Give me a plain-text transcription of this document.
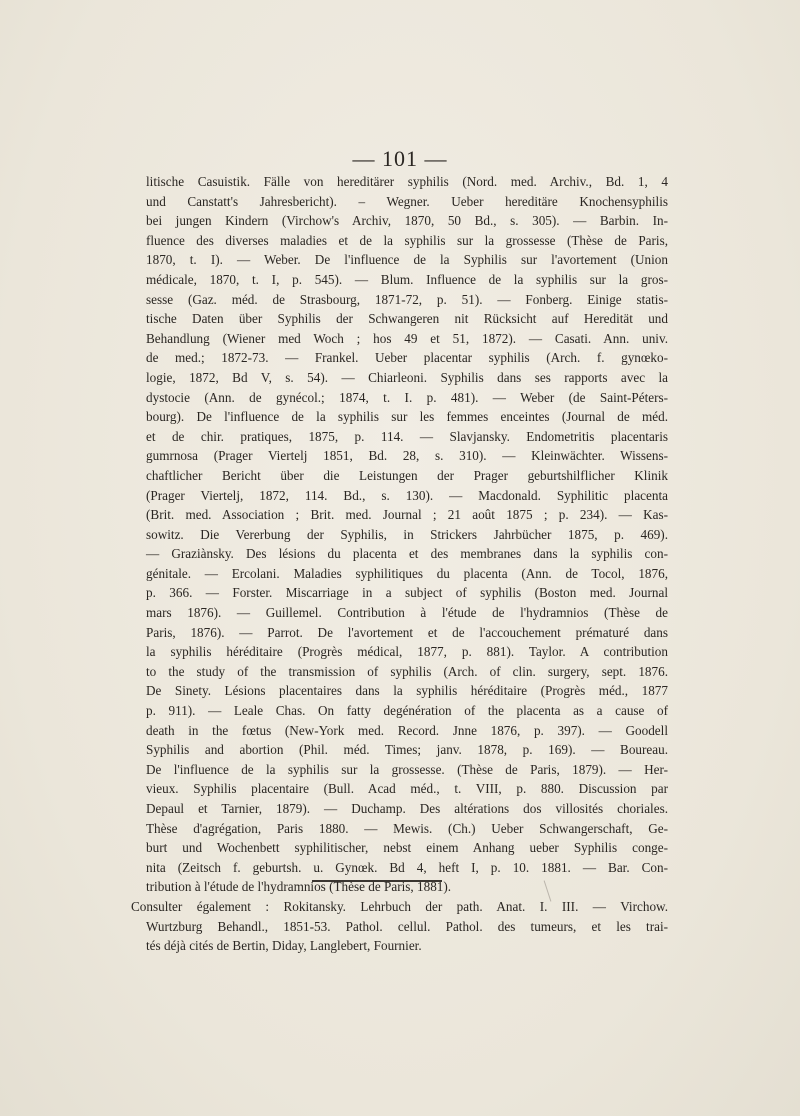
— 101 —
litische Casuistik. Fälle von hereditärer syphilis (Nord. med. Archiv., Bd. 1, 4
und Canstatt's Jahresbericht). – Wegner. Ueber hereditäre Knochensyphilis
bei jungen Kindern (Virchow's Archiv, 1870, 50 Bd., s. 305). — Barbin. In-
fluence des diverses maladies et de la syphilis sur la grossesse (Thèse de Paris,
1870, t. I). — Weber. De l'influence de la Syphilis sur l'avortement (Union
médicale, 1870, t. I, p. 545). — Blum. Influence de la syphilis sur la gros-
sesse (Gaz. méd. de Strasbourg, 1871-72, p. 51). — Fonberg. Einige statis-
tische Daten über Syphilis der Schwangeren nit Rücksicht auf Heredität und
Behandlung (Wiener med Woch ; hos 49 et 51, 1872). — Casati. Ann. univ.
de med.; 1872-73. — Frankel. Ueber placentar syphilis (Arch. f. gynœko-
logie, 1872, Bd V, s. 54). — Chiarleoni. Syphilis dans ses rapports avec la
dystocie (Ann. de gynécol.; 1874, t. I. p. 481). — Weber (de Saint-Péters-
bourg). De l'influence de la syphilis sur les femmes enceintes (Journal de méd.
et de chir. pratiques, 1875, p. 114. — Slavjansky. Endometritis placentaris
gumrnosa (Prager Viertelj 1851, Bd. 28, s. 310). — Kleinwächter. Wissens-
chaftlicher Bericht über die Leistungen der Prager geburtshilflicher Klinik
(Prager Viertelj, 1872, 114. Bd., s. 130). — Macdonald. Syphilitic placenta
(Brit. med. Association ; Brit. med. Journal ; 21 août 1875 ; p. 234). — Kas-
sowitz. Die Vererbung der Syphilis, in Strickers Jahrbücher 1875, p. 469).
— Graziànsky. Des lésions du placenta et des membranes dans la syphilis con-
génitale. — Ercolani. Maladies syphilitiques du placenta (Ann. de Tocol, 1876,
p. 366. — Forster. Miscarriage in a subject of syphilis (Boston med. Journal
mars 1876). — Guillemel. Contribution à l'étude de l'hydramnios (Thèse de
Paris, 1876). — Parrot. De l'avortement et de l'accouchement prématuré dans
la syphilis héréditaire (Progrès médical, 1877, p. 881). Taylor. A contribution
to the study of the transmission of syphilis (Arch. of clin. surgery, sept. 1876.
De Sinety. Lésions placentaires dans la syphilis héréditaire (Progrès méd., 1877
p. 911). — Leale Chas. On fatty degénération of the placenta as a cause of
death in the fœtus (New-York med. Record. Jnne 1876, p. 397). — Goodell
Syphilis and abortion (Phil. méd. Times; janv. 1878, p. 169). — Boureau.
De l'influence de la syphilis sur la grossesse. (Thèse de Paris, 1879). — Her-
vieux. Syphilis placentaire (Bull. Acad méd., t. VIII, p. 880. Discussion par
Depaul et Tarnier, 1879). — Duchamp. Des altérations dos villosités choriales.
Thèse d'agrégation, Paris 1880. — Mewis. (Ch.) Ueber Schwangerschaft, Ge-
burt und Wochenbett syphilitischer, nebst einem Anhang ueber Syphilis conge-
nita (Zeitsch f. geburtsh. u. Gynœk. Bd 4, heft I, p. 10. 1881. — Bar. Con-
tribution à l'étude de l'hydramnios (Thèse de Paris, 1881).
Consulter également : Rokitansky. Lehrbuch der path. Anat. I. III. — Virchow.
Wurtzburg Behandl., 1851-53. Pathol. cellul. Pathol. des tumeurs, et les trai-
tés déjà cités de Bertin, Diday, Langlebert, Fournier.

————

Scan the material for lines with the word "Thèse", and copy each line you find.

fluence des diverses maladies et de la syphilis sur la grossesse (Thèse de Paris,
mars 1876). — Guillemel. Contribution à l'étude de l'hydramnios (Thèse de
De l'influence de la syphilis sur la grossesse. (Thèse de Paris, 1879). — Her-
Thèse d'agrégation, Paris 1880. — Mewis. (Ch.) Ueber Schwangerschaft, Ge-
tribution à l'étude de l'hydramnios (Thèse de Paris, 1881).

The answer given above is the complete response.